Short problem: Extract all lines from the data beneath that include the word "certificate".

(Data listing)
☆ ☆ ☆
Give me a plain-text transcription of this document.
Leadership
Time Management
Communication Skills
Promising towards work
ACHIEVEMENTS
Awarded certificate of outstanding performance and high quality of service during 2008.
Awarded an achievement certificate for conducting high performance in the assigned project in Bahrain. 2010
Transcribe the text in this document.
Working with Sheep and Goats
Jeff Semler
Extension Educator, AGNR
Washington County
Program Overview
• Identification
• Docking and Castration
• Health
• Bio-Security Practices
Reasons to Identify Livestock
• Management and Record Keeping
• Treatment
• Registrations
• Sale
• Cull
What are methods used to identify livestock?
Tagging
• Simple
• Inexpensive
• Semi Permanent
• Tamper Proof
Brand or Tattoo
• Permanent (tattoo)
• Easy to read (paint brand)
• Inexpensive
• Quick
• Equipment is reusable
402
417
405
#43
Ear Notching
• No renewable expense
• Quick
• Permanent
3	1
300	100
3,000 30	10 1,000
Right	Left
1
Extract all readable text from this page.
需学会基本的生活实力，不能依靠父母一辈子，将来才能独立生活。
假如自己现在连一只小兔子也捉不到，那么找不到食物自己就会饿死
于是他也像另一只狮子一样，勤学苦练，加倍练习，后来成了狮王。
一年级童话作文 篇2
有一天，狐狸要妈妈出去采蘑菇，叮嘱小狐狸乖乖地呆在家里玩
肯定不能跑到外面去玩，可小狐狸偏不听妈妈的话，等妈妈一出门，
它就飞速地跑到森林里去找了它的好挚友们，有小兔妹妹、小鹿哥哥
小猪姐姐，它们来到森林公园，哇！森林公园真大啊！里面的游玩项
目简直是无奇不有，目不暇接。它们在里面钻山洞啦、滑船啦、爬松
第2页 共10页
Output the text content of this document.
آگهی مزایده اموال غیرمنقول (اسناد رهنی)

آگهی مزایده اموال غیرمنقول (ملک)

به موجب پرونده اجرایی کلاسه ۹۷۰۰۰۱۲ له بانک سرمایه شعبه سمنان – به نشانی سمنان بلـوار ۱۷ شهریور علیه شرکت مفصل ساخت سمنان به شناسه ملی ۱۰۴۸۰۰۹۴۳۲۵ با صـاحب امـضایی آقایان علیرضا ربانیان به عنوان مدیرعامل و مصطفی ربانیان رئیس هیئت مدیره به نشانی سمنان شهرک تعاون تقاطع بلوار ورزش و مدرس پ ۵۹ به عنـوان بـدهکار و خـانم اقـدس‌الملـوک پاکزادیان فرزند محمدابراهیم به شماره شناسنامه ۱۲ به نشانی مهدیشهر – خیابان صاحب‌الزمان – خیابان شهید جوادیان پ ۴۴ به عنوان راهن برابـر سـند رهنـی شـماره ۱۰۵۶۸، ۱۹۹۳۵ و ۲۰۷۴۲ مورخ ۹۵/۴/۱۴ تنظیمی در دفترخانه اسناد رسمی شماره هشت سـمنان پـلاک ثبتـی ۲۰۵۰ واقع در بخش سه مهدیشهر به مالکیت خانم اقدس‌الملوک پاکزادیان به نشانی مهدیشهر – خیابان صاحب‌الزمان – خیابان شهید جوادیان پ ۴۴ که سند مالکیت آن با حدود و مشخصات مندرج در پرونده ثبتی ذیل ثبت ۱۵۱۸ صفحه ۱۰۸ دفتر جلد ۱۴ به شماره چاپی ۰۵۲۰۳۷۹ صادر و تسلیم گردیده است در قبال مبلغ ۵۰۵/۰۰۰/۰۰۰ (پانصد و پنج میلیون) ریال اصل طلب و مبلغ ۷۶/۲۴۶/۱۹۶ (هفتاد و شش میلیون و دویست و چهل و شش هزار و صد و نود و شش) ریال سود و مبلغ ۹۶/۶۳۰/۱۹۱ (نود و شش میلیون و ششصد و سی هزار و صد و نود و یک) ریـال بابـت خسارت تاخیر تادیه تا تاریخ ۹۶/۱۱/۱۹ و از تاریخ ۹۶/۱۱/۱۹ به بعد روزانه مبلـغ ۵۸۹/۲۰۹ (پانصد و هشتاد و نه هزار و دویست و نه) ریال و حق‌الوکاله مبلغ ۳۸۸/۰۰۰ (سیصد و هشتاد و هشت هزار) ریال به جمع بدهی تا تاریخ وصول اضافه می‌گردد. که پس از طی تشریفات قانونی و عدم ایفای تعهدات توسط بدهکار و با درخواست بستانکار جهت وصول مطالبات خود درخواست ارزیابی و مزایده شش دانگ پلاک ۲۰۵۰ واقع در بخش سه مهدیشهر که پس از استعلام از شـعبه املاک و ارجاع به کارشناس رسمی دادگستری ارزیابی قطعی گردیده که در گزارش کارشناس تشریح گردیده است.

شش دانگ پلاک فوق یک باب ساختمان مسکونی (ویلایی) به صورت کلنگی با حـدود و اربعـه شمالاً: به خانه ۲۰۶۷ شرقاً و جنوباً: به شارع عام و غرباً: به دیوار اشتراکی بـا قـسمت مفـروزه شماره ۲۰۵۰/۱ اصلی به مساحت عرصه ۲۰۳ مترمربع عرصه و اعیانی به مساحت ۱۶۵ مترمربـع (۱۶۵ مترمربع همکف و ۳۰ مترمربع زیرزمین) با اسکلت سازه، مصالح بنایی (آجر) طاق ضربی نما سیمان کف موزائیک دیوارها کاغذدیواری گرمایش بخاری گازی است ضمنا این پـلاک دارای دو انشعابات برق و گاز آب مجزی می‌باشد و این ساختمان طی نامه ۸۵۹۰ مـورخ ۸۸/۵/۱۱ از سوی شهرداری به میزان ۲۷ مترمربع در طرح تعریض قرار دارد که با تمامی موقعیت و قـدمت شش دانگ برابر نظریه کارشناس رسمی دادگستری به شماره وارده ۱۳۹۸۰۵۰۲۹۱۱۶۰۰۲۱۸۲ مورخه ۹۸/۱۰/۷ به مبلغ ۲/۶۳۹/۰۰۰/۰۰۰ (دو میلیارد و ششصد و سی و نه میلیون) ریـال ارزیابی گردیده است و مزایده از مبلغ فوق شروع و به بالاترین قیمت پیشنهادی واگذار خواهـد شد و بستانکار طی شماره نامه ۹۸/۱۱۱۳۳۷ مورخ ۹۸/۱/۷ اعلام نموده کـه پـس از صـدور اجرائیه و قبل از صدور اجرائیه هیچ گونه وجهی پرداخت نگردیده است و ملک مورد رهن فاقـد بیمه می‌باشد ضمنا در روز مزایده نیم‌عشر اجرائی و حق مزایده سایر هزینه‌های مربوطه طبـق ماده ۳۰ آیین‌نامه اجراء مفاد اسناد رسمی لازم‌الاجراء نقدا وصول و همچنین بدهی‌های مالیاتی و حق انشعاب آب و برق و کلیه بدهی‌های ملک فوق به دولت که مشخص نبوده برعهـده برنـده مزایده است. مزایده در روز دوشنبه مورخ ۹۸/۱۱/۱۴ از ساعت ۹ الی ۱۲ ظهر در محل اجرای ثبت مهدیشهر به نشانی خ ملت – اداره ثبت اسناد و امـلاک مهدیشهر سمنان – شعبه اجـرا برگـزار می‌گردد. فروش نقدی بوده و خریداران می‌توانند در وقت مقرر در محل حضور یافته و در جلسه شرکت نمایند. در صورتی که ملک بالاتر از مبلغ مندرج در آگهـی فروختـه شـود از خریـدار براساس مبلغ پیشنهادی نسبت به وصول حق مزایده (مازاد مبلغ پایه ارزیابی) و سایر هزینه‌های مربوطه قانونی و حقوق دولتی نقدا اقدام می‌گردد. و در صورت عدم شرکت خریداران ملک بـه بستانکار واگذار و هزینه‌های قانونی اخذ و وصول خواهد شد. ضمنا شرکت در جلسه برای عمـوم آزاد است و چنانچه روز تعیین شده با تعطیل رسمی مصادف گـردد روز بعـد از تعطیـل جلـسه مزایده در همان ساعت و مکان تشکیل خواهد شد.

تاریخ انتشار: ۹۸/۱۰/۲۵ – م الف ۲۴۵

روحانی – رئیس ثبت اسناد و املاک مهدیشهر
☆ ☆ ☆
Correct result:
Awarded certificate of outstanding performance and high quality of service during 2008.
Awarded an achievement certificate for conducting high performance in the assigned project in Bahrain. 2010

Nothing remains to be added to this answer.